• **Page extract**

# PhaseIV begins: Time to add a new trestle



## Steve Stockham (Jan 2, 2008)

This year will see the first major modification to the Kansas Central & Colorado R.R. trackage. This was necessitated by my going to Fn3 (1:20.3) passenger rolling stock. I had taken this eventuality into account and had made all of my curves as large as possible with the minimum being one 8 ft. dia. section while the rest are at least 10 ft. but I failed to realize the ramifications of the added wait that Fn3 cars have! Oh, I _did_ realize that the curving grade leading up to my first bridge, which was originally a 6% grade, _had_ to be lowered! I was able to lower it to roughly 3.5% which was acceptable. The one thing I _didn't _anticipate was the _downside grade!_ It turns out that the grade going down was 7%!! (Uh oh...) It turns out that only three cars can go down a 7% grade before they start pushing the front cars off the rails and I had the tracks immediately going into a tunnel! Oh well, it actually worked with the smaller 1:22.5 scaled equipment... Anyway, it was time to fix this problem and modify the layout at the same time. I have long admired the trestles that I have seen on other layouts and so I decided to add some to my layout! 

Here is the layout before modification. It's hard to see the steep grade but when the trestle is installed there will be _no_ grade as the back trackage around the waterfall is the same height as the beginning of the trestle. The lower trackage will become the primary track heading under the trestle bridge and into the tunnel. Visually, it should be quite an improvement!



















Here is the trestle section leading up to the bridge. I used a jig and wood from Michael's Custom Woodcrafts. The design is essentially an amalgamation of D&RG, DSP&P and RGS practices. I still have to stain it but it is essentially done.



















I'll post pictures of the installation as well as the rest of the construction as it progresses. Next up is the bridge. I haven't yet decided what would be the best design so I'm going to scour pictures of trestle bridges and then make my decision. The weather is supposed to be wet for the next few days so I won't be able to work outside. So far, it's been fun!


----------



## NTCGRR (Jan 2, 2008)

very nice Steve. 
Now you ARE going to hand spike rail on that cool trestle?? right..


----------



## Steve Stockham (Jan 2, 2008)

Heh heh.....y'know, I'm actually considering doing _exactly_ that! Of course, I spaced the ties so that I can drop an Aristo Euro/ng spaced ties section right in as well. We'll see how it goes...


----------



## Steve Stockham (Jan 2, 2008)

Update 5/2/09:
I have completed the trestle and bridge sections and have excavated the trench where it will be installed:




























This morning I set the sections in placeand began to build up the grade around them:




























I've decided to spike the track rather than lay sections on top. So far I think it's coming along pretty well.
I'll post pictures of the trestle when it's finished being installed.


----------



## StanleyAmes (Jan 3, 2008)

Steve 

Nice looking bridge! 

Over the years my spikes tended to pop out on Bridges.

• **Excerpted records**
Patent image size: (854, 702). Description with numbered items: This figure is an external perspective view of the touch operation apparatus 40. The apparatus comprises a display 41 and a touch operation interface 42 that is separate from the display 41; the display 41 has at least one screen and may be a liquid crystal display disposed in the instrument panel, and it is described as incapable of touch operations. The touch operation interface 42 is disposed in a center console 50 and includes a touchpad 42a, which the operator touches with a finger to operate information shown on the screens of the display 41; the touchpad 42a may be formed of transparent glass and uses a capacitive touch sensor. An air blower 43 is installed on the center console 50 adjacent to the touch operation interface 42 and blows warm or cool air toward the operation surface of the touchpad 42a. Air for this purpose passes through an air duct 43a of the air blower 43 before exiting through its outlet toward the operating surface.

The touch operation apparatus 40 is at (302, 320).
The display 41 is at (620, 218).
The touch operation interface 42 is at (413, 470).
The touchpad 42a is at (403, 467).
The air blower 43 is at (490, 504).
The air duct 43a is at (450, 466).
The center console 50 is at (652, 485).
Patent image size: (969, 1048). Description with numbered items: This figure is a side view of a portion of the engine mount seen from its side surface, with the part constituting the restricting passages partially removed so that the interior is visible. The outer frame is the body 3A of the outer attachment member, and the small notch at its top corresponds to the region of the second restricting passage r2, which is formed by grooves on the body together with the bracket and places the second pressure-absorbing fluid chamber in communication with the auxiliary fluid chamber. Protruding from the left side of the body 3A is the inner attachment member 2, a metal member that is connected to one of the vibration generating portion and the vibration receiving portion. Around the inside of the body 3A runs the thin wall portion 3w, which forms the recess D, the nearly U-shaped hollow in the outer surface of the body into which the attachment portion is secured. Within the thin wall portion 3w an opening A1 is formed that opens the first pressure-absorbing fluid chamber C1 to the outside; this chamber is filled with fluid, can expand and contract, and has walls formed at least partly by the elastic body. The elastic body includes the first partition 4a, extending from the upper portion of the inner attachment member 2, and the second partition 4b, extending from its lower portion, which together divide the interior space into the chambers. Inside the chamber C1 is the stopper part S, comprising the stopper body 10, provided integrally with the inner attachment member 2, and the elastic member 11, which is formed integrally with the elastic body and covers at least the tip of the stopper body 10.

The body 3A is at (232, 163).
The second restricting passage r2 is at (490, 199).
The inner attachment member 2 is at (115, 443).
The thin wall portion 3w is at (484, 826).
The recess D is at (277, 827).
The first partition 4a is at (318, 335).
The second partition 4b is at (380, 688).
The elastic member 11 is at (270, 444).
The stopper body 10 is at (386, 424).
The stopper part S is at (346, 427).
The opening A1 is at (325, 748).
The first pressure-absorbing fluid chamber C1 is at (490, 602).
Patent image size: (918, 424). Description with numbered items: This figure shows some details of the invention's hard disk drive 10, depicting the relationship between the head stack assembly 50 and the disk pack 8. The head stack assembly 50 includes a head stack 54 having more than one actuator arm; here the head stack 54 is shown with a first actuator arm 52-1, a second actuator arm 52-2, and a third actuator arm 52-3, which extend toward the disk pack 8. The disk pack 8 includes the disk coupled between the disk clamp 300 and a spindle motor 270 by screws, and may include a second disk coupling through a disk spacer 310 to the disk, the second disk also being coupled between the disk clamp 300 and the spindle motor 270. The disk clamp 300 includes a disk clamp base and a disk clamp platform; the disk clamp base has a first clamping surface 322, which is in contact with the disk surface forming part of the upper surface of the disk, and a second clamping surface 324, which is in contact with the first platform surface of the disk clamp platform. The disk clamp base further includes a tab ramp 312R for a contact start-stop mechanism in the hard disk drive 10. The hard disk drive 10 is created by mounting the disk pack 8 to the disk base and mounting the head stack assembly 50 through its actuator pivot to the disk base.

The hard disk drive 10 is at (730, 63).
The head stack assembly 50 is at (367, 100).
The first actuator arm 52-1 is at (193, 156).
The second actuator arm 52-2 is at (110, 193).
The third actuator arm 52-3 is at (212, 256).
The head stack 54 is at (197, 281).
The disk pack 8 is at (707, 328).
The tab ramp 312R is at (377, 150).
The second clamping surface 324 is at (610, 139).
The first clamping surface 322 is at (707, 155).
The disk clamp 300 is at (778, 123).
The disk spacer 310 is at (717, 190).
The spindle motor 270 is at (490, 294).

• **What is required**
Resume the forum thread about adding a trestle to the Kansas Central & Colorado layout, starting after its final sentence.

• **Output of the exercise**
I made two modifications and since then no spike has budged. 

1) I solder a brass plate about every foot to the bottom of the rail. These plates are about the size of tie plates. I then screw the plates to the ties. 

2) I pre drill a small hole for the spikes and then add a drop of super glue to each spike before I put it into the tie. 

Stan


----------



## placitassteam (Jan 2, 2008)

Beautiful bridge work Steve. I think hand spiking the rail will really finish it off properly. 

Stan, I like your idea of the soldered plates w/screws. I need to redo my spikes with super glue, they have gotten to where they won't stay in for more than a month or so!


----------



## Steve Stockham (Jan 2, 2008)

Stan,
Thanks! Also, thanks for the advice about the spikes. I've encountered some of those problems with turnouts so I was going to ask what solutions people had come up with.


----------



## bnsfconductor (Jan 3, 2008)

I have all handlaid rail in here in the Seattle area that has been in the dirt (well ballast) for four years now and haven't had a problem with spikes coming up. (Over 200' of rail, and 8 #6 switches) I don't predrill or anything. I just spike into the cedar and leave it. Just make sure the spike head contacts the base of the rail. With such a good looking trestle I wouldn't want to use plastic ties on the bridge. In my opinion you create more problems by predrilling. Would you predrill a hole for a nail in your house construction? 
Craig


----------



## Semper Vaporo (Jan 2, 2008)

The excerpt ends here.